[begin Listing]

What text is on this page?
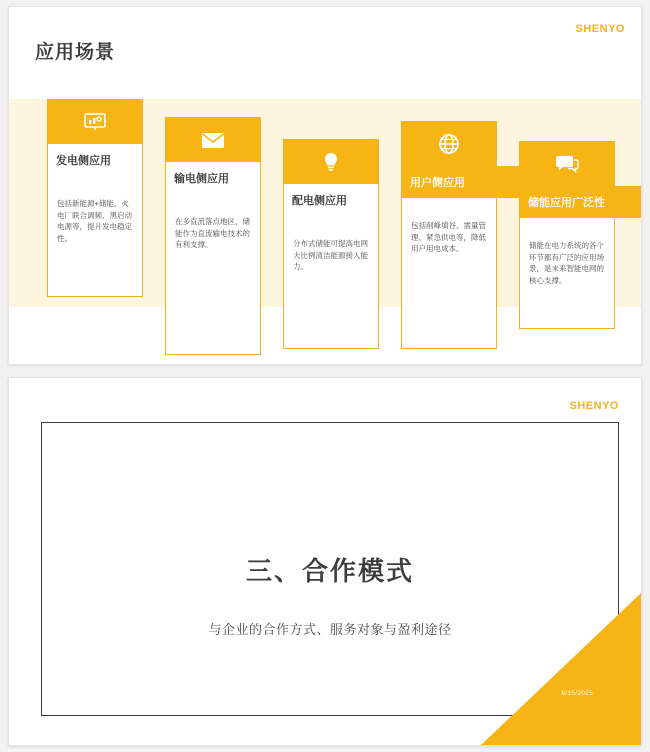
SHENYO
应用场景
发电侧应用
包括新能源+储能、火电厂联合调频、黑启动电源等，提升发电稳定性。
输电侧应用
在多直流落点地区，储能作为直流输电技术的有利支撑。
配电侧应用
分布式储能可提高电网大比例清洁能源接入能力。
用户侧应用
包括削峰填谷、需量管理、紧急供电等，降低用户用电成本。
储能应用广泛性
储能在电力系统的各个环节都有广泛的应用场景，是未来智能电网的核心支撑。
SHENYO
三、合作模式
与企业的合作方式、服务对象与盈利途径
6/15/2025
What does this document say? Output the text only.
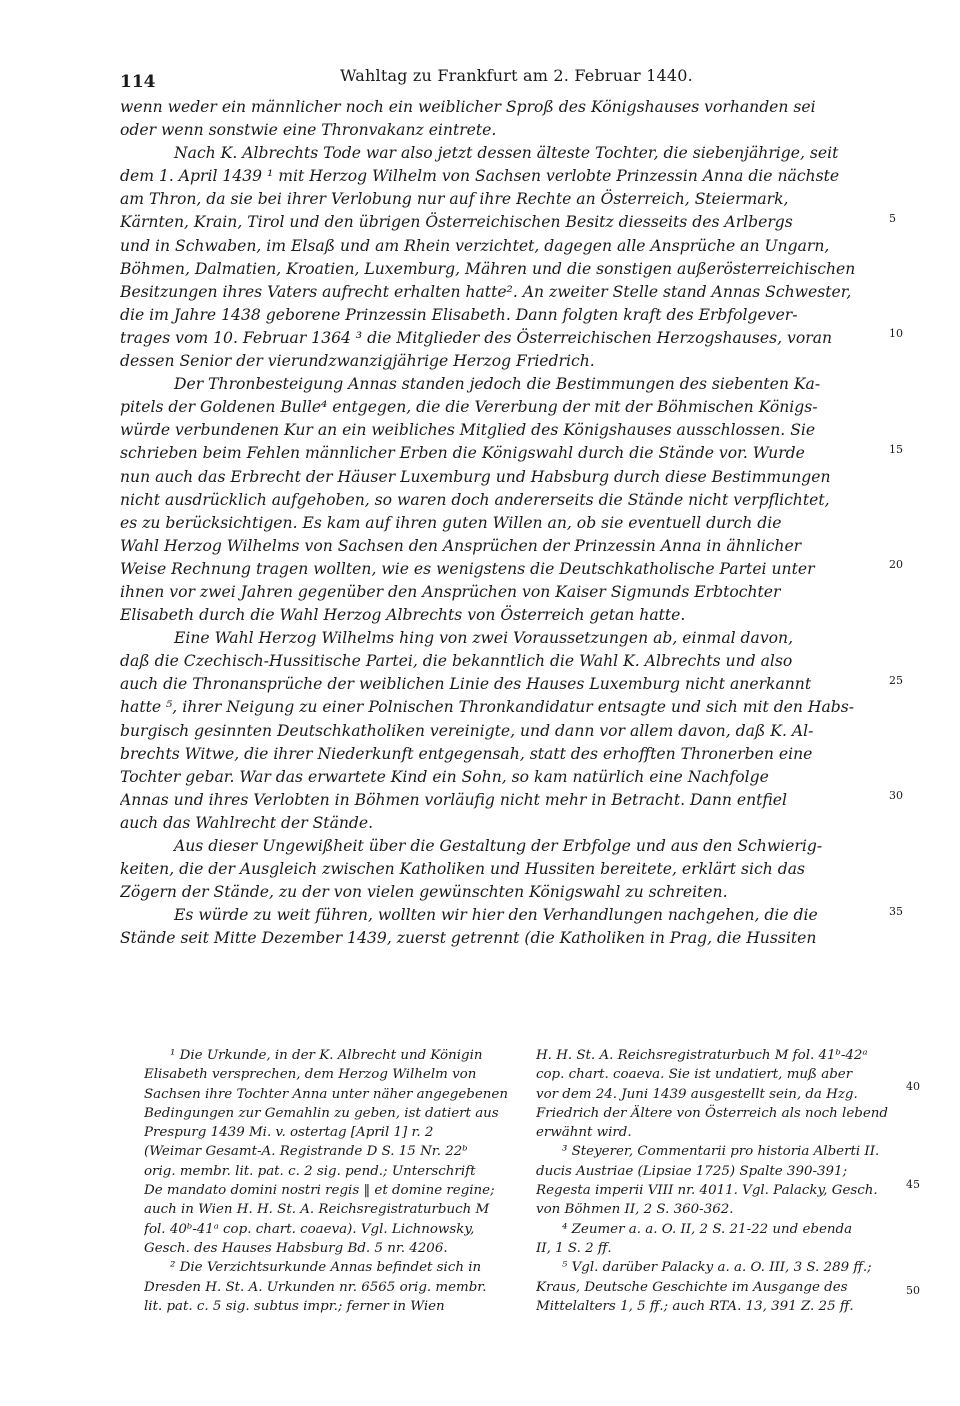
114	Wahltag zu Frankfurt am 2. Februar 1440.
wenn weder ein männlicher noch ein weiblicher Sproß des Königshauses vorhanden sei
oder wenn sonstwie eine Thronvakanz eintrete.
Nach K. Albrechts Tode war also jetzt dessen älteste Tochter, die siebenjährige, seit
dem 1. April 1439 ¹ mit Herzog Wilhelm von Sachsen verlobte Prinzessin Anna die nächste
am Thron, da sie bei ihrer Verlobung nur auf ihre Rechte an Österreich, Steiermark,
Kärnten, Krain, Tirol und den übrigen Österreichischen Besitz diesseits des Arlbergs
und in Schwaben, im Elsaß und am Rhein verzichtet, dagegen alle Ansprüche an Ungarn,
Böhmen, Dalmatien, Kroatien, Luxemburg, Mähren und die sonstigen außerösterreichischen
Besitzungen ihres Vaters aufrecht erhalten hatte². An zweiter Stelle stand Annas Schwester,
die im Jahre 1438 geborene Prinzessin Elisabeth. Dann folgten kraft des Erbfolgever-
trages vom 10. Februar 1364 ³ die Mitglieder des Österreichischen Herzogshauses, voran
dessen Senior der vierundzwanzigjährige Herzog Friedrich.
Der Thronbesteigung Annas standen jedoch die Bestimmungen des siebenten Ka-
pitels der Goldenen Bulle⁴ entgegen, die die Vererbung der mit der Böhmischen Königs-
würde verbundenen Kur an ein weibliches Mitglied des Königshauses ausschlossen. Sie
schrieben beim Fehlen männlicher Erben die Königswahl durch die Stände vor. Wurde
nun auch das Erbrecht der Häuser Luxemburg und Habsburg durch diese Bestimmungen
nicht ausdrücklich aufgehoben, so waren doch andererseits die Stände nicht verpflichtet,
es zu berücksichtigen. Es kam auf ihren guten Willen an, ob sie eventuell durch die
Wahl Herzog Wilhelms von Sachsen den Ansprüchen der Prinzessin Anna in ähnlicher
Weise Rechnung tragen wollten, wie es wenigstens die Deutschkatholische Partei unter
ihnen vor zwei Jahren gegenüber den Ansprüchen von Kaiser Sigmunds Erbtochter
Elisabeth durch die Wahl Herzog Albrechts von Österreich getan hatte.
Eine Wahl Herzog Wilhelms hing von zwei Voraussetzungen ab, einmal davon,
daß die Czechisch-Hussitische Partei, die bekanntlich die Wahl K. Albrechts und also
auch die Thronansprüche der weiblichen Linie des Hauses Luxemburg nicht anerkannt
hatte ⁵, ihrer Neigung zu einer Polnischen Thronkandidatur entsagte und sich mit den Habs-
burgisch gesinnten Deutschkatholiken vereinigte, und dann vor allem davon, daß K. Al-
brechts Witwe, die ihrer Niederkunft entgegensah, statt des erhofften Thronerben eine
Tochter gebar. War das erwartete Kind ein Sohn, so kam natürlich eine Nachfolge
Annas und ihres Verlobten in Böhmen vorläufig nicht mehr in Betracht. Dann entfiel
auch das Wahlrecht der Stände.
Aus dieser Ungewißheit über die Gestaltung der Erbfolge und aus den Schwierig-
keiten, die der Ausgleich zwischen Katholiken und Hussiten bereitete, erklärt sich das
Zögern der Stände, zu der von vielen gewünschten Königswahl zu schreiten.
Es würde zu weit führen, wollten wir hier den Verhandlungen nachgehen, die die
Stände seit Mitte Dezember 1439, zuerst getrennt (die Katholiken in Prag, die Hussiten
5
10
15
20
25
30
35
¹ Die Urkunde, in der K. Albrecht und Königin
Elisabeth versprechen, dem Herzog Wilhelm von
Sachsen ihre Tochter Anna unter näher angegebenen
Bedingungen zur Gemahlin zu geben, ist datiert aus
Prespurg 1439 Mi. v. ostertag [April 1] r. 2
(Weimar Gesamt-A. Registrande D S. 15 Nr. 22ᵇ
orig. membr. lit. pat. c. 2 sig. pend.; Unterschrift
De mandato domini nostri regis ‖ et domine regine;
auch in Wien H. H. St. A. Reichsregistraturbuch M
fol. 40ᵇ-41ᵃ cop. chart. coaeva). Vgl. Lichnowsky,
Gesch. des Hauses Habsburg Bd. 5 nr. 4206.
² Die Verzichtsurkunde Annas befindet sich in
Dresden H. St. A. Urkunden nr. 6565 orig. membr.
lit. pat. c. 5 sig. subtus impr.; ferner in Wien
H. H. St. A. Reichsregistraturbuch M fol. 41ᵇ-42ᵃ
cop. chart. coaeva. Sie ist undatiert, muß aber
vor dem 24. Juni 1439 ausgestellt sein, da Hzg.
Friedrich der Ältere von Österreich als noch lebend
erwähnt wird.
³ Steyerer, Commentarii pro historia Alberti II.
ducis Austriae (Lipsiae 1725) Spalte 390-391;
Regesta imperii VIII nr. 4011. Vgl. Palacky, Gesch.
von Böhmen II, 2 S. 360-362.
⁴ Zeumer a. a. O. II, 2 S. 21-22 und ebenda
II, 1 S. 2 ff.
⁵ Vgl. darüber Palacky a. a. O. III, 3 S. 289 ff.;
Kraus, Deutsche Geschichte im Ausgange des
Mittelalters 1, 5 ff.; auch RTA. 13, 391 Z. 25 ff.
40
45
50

[end Listing]

**What is needed**
Above are records to transcribe exactly; leave their pictures out.

**Worked answer**
What text is on this page?
SHENYO
应用场景
发电侧应用
包括新能源+储能、火电厂联合调频、黑启动电源等，提升发电稳定性。
输电侧应用
在多直流落点地区，储能作为直流输电技术的有利支撑。
配电侧应用
分布式储能可提高电网大比例清洁能源接入能力。
用户侧应用
包括削峰填谷、需量管理、紧急供电等，降低用户用电成本。
储能应用广泛性
储能在电力系统的各个环节都有广泛的应用场景，是未来智能电网的核心支撑。
SHENYO
三、合作模式
与企业的合作方式、服务对象与盈利途径
6/15/2025
What does this document say? Output the text only.
114	Wahltag zu Frankfurt am 2. Februar 1440.
wenn weder ein männlicher noch ein weiblicher Sproß des Königshauses vorhanden sei
oder wenn sonstwie eine Thronvakanz eintrete.
Nach K. Albrechts Tode war also jetzt dessen älteste Tochter, die siebenjährige, seit
dem 1. April 1439 ¹ mit Herzog Wilhelm von Sachsen verlobte Prinzessin Anna die nächste
am Thron, da sie bei ihrer Verlobung nur auf ihre Rechte an Österreich, Steiermark,
Kärnten, Krain, Tirol und den übrigen Österreichischen Besitz diesseits des Arlbergs
und in Schwaben, im Elsaß und am Rhein verzichtet, dagegen alle Ansprüche an Ungarn,
Böhmen, Dalmatien, Kroatien, Luxemburg, Mähren und die sonstigen außerösterreichischen
Besitzungen ihres Vaters aufrecht erhalten hatte². An zweiter Stelle stand Annas Schwester,
die im Jahre 1438 geborene Prinzessin Elisabeth. Dann folgten kraft des Erbfolgever-
trages vom 10. Februar 1364 ³ die Mitglieder des Österreichischen Herzogshauses, voran
dessen Senior der vierundzwanzigjährige Herzog Friedrich.
Der Thronbesteigung Annas standen jedoch die Bestimmungen des siebenten Ka-
pitels der Goldenen Bulle⁴ entgegen, die die Vererbung der mit der Böhmischen Königs-
würde verbundenen Kur an ein weibliches Mitglied des Königshauses ausschlossen. Sie
schrieben beim Fehlen männlicher Erben die Königswahl durch die Stände vor. Wurde
nun auch das Erbrecht der Häuser Luxemburg und Habsburg durch diese Bestimmungen
nicht ausdrücklich aufgehoben, so waren doch andererseits die Stände nicht verpflichtet,
es zu berücksichtigen. Es kam auf ihren guten Willen an, ob sie eventuell durch die
Wahl Herzog Wilhelms von Sachsen den Ansprüchen der Prinzessin Anna in ähnlicher
Weise Rechnung tragen wollten, wie es wenigstens die Deutschkatholische Partei unter
ihnen vor zwei Jahren gegenüber den Ansprüchen von Kaiser Sigmunds Erbtochter
Elisabeth durch die Wahl Herzog Albrechts von Österreich getan hatte.
Eine Wahl Herzog Wilhelms hing von zwei Voraussetzungen ab, einmal davon,
daß die Czechisch-Hussitische Partei, die bekanntlich die Wahl K. Albrechts und also
auch die Thronansprüche der weiblichen Linie des Hauses Luxemburg nicht anerkannt
hatte ⁵, ihrer Neigung zu einer Polnischen Thronkandidatur entsagte und sich mit den Habs-
burgisch gesinnten Deutschkatholiken vereinigte, und dann vor allem davon, daß K. Al-
brechts Witwe, die ihrer Niederkunft entgegensah, statt des erhofften Thronerben eine
Tochter gebar. War das erwartete Kind ein Sohn, so kam natürlich eine Nachfolge
Annas und ihres Verlobten in Böhmen vorläufig nicht mehr in Betracht. Dann entfiel
auch das Wahlrecht der Stände.
Aus dieser Ungewißheit über die Gestaltung der Erbfolge und aus den Schwierig-
keiten, die der Ausgleich zwischen Katholiken und Hussiten bereitete, erklärt sich das
Zögern der Stände, zu der von vielen gewünschten Königswahl zu schreiten.
Es würde zu weit führen, wollten wir hier den Verhandlungen nachgehen, die die
Stände seit Mitte Dezember 1439, zuerst getrennt (die Katholiken in Prag, die Hussiten
5
10
15
20
25
30
35
¹ Die Urkunde, in der K. Albrecht und Königin
Elisabeth versprechen, dem Herzog Wilhelm von
Sachsen ihre Tochter Anna unter näher angegebenen
Bedingungen zur Gemahlin zu geben, ist datiert aus
Prespurg 1439 Mi. v. ostertag [April 1] r. 2
(Weimar Gesamt-A. Registrande D S. 15 Nr. 22ᵇ
orig. membr. lit. pat. c. 2 sig. pend.; Unterschrift
De mandato domini nostri regis ‖ et domine regine;
auch in Wien H. H. St. A. Reichsregistraturbuch M
fol. 40ᵇ-41ᵃ cop. chart. coaeva). Vgl. Lichnowsky,
Gesch. des Hauses Habsburg Bd. 5 nr. 4206.
² Die Verzichtsurkunde Annas befindet sich in
Dresden H. St. A. Urkunden nr. 6565 orig. membr.
lit. pat. c. 5 sig. subtus impr.; ferner in Wien
H. H. St. A. Reichsregistraturbuch M fol. 41ᵇ-42ᵃ
cop. chart. coaeva. Sie ist undatiert, muß aber
vor dem 24. Juni 1439 ausgestellt sein, da Hzg.
Friedrich der Ältere von Österreich als noch lebend
erwähnt wird.
³ Steyerer, Commentarii pro historia Alberti II.
ducis Austriae (Lipsiae 1725) Spalte 390-391;
Regesta imperii VIII nr. 4011. Vgl. Palacky, Gesch.
von Böhmen II, 2 S. 360-362.
⁴ Zeumer a. a. O. II, 2 S. 21-22 und ebenda
II, 1 S. 2 ff.
⁵ Vgl. darüber Palacky a. a. O. III, 3 S. 289 ff.;
Kraus, Deutsche Geschichte im Ausgange des
Mittelalters 1, 5 ff.; auch RTA. 13, 391 Z. 25 ff.
40
45
50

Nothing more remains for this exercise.